Saved entries
━━━━━━━━━━━━━━━━━━━━━━━━━━━━━━

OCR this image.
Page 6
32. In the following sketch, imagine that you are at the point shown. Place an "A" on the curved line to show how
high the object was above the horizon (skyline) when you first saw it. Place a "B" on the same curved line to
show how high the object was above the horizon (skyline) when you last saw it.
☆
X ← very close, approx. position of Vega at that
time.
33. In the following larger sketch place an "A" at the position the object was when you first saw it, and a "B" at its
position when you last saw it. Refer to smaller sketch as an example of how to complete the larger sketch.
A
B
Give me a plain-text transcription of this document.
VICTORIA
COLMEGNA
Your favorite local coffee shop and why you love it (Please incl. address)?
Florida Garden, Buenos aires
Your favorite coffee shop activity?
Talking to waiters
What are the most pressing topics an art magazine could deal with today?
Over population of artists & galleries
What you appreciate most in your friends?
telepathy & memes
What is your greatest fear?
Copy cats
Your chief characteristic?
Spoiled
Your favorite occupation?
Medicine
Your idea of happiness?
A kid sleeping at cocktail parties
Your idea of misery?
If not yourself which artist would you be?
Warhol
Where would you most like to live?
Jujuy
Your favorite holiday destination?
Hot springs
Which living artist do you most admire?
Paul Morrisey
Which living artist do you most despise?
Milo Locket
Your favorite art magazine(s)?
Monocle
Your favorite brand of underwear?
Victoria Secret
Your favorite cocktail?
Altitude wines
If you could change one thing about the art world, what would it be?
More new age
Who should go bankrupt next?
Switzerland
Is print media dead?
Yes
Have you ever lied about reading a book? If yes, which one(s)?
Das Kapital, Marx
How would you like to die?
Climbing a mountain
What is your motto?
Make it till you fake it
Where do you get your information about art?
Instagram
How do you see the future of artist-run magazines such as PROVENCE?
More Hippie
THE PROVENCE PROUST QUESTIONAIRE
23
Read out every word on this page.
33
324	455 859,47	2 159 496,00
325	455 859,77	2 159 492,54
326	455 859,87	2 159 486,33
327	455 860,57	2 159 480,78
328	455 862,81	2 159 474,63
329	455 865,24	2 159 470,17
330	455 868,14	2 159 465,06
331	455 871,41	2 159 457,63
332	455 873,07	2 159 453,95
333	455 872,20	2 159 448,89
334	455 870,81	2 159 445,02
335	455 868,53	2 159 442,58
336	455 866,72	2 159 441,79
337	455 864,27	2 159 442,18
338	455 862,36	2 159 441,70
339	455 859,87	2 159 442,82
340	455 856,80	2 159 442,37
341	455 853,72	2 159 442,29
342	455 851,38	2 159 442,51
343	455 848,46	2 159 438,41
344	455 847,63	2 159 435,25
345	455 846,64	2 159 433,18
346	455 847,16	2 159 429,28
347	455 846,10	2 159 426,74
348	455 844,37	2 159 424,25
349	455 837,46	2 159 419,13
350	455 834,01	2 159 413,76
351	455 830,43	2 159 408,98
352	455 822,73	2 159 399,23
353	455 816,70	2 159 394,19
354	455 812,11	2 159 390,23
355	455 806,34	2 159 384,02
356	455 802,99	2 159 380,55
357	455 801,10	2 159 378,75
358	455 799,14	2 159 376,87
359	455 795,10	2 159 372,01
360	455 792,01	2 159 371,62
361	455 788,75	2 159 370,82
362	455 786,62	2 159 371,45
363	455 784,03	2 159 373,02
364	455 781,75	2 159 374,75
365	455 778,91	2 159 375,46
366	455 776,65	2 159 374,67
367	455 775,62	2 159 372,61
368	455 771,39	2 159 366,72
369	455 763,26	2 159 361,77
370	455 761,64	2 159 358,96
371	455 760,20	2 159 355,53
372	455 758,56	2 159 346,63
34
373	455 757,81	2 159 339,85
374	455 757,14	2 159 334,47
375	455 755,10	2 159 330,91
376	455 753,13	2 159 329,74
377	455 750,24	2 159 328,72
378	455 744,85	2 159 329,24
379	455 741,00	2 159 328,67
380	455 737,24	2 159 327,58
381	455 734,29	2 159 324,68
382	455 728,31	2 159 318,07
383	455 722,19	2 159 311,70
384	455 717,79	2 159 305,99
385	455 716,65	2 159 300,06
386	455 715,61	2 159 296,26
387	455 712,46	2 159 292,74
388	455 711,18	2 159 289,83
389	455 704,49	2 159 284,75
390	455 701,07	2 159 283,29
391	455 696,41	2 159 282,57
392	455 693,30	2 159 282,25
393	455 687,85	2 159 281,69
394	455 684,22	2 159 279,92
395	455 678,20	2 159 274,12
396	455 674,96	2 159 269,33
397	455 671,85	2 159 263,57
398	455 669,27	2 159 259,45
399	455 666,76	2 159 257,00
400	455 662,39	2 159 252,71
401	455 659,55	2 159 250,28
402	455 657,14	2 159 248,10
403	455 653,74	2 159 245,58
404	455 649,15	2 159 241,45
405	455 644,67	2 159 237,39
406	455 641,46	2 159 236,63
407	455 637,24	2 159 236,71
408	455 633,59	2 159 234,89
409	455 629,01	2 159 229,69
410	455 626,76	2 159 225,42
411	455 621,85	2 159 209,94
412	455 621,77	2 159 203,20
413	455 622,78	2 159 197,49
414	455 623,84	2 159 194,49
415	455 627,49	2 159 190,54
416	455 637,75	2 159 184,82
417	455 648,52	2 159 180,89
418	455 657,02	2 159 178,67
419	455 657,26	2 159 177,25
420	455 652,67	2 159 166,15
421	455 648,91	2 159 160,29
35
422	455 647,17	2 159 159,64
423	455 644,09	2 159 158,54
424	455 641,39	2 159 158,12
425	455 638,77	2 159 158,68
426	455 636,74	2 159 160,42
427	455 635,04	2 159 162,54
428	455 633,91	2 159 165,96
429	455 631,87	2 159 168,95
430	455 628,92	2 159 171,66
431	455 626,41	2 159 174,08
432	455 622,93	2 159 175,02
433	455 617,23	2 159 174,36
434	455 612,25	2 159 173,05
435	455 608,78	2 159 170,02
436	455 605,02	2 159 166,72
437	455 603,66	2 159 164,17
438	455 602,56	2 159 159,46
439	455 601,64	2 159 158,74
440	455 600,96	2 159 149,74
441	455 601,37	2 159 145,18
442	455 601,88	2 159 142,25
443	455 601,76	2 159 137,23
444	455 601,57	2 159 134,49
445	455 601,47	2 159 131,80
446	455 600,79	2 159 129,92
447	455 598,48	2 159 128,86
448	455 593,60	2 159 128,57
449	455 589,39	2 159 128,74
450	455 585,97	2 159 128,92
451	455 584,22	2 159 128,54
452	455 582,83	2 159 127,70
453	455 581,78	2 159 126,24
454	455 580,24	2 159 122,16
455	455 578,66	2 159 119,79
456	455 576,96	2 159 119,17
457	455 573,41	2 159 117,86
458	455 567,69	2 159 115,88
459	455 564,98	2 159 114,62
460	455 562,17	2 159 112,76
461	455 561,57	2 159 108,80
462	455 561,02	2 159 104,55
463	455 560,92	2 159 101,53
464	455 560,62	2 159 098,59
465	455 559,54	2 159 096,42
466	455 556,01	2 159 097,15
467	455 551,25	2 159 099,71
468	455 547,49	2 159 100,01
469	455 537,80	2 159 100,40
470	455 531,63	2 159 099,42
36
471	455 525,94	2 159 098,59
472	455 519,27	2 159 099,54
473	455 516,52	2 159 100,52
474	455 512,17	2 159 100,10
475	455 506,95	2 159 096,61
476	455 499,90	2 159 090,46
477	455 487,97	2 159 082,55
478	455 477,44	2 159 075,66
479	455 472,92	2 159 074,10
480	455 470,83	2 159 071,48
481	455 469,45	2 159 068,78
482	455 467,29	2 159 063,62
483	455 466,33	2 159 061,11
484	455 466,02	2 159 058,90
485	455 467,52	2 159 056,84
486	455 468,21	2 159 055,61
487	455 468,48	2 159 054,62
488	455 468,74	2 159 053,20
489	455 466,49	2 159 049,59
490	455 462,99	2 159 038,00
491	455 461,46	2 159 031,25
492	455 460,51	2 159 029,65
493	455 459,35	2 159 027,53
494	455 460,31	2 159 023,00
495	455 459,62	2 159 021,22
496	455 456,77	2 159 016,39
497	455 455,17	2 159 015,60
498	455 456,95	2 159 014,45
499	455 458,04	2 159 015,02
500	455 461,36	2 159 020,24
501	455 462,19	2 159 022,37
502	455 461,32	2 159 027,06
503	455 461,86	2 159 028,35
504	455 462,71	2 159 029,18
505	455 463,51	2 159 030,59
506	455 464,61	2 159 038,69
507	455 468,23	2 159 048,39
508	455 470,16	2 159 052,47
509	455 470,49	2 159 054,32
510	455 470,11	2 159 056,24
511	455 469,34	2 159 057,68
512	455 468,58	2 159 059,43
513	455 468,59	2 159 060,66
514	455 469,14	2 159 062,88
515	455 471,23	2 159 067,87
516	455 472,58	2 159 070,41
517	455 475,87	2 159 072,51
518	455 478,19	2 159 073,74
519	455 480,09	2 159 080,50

━━━━━━━━━━━━━━━━━━━━━━━━━━━━━━

• [What you should do] Identify and copy lines that hold the string "show".

• [The response]
32. In the following sketch, imagine that you are at the point shown. Place an "A" on the curved line to show how
show how high the object was above the horizon (skyline) when you last saw it.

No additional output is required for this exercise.